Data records
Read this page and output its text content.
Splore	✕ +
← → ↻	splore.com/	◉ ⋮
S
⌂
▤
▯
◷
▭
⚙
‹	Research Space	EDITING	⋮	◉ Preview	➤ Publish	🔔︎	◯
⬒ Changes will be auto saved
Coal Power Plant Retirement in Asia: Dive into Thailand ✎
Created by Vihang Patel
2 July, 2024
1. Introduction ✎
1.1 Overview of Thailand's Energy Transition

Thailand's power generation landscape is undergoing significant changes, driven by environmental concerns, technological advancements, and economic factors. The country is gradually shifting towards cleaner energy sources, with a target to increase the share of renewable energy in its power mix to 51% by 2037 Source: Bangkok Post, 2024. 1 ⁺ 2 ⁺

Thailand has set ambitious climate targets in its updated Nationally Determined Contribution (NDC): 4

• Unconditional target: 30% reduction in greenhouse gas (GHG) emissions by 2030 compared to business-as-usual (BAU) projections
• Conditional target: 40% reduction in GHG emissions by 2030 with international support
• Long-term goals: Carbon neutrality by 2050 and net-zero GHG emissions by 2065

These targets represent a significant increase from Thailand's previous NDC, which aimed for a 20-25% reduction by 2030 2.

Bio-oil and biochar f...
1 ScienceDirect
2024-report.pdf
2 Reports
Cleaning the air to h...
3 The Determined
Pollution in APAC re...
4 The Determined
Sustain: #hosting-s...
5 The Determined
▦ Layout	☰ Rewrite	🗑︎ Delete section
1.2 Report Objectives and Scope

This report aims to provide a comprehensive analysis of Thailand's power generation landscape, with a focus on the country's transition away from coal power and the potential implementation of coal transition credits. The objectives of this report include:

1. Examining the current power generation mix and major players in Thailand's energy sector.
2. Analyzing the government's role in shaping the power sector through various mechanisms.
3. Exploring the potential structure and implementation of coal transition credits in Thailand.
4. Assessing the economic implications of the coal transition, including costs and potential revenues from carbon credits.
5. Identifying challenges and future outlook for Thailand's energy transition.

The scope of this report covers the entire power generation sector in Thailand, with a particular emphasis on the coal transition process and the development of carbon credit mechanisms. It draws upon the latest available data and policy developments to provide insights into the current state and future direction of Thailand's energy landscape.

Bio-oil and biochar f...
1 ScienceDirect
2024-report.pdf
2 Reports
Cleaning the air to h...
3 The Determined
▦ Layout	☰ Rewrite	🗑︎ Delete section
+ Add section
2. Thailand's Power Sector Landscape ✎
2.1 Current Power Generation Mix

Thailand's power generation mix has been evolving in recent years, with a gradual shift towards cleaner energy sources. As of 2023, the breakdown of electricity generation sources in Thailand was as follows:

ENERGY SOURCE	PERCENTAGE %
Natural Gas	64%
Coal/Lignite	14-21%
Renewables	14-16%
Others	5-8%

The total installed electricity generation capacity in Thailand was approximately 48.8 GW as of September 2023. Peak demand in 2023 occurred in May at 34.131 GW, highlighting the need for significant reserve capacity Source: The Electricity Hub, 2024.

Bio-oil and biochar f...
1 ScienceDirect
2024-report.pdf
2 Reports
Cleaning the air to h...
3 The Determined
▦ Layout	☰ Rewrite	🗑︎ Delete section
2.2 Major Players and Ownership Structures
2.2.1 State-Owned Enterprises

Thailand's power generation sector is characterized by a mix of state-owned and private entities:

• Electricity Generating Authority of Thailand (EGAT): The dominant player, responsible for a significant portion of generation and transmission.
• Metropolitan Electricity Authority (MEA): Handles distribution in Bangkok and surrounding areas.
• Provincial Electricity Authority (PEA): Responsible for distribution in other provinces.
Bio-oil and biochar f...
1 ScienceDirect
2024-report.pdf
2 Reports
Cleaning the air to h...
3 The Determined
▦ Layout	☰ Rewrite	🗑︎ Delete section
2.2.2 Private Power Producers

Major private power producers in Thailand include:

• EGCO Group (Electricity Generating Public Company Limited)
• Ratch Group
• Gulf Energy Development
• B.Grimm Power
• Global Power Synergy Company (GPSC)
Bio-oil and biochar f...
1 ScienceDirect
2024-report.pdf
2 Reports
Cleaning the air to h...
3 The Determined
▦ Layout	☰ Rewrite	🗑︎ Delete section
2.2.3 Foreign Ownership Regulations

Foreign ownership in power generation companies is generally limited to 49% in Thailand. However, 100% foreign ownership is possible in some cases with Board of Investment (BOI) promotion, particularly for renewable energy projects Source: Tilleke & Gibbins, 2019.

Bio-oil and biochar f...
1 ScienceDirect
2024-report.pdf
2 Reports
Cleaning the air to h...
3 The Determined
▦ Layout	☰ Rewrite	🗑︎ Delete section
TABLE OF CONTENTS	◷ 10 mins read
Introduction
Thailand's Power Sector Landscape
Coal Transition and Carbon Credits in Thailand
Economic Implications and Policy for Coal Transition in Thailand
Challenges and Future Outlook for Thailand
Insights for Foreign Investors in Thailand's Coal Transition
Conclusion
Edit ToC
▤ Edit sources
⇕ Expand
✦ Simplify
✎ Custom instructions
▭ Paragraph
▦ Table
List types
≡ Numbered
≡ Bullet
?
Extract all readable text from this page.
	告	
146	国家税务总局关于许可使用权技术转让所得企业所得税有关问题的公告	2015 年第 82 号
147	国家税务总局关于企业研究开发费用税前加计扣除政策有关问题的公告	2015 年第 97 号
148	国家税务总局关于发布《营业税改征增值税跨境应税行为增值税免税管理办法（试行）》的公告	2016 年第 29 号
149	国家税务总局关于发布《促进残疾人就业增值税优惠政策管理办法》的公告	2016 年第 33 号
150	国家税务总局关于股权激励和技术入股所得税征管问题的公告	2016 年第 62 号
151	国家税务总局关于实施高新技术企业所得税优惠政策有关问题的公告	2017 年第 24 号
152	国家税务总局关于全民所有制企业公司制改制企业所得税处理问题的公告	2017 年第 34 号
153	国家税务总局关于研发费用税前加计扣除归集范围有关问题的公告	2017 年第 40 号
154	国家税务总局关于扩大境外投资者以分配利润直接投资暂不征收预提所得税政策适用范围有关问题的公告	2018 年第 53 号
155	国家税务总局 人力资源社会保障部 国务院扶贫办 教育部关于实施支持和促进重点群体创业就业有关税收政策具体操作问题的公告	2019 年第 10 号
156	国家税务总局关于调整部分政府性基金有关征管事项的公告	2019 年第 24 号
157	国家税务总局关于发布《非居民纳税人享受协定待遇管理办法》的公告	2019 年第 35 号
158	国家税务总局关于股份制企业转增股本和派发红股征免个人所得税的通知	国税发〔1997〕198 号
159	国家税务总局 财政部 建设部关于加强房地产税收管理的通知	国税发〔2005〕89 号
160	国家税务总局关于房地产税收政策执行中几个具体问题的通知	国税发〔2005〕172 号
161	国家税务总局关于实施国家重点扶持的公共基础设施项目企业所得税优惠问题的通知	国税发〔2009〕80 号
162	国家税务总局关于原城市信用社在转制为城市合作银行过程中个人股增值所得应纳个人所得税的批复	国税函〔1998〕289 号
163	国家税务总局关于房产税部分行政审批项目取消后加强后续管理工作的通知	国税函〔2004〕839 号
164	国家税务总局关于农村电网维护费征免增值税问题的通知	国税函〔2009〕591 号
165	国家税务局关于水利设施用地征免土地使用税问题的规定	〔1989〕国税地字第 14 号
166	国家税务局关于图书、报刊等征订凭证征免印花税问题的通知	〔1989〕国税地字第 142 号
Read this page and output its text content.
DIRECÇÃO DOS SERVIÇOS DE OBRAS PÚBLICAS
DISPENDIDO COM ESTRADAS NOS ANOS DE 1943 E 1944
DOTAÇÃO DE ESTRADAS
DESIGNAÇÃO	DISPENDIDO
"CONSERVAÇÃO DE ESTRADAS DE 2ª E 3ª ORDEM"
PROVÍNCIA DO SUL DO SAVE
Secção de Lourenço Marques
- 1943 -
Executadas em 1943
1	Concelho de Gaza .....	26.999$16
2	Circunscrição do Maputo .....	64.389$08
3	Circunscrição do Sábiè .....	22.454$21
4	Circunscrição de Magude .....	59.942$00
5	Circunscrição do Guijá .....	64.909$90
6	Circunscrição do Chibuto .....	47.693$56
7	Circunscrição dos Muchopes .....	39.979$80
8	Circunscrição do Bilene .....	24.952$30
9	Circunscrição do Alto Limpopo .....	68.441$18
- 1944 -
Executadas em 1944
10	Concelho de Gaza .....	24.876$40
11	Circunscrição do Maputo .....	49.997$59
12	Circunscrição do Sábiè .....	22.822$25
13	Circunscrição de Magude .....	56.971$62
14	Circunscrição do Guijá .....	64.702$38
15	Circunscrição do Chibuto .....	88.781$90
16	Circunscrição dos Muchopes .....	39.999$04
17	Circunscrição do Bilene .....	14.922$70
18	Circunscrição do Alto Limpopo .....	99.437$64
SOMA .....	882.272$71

Exercise objective
Point out every line holding the string "reduction" and copy it.

Exercise output
• Unconditional target: 30% reduction in greenhouse gas (GHG) emissions by 2030 compared to business-as-usual (BAU) projections
• Conditional target: 40% reduction in GHG emissions by 2030 with international support
These targets represent a significant increase from Thailand's previous NDC, which aimed for a 20-25% reduction by 2030 2.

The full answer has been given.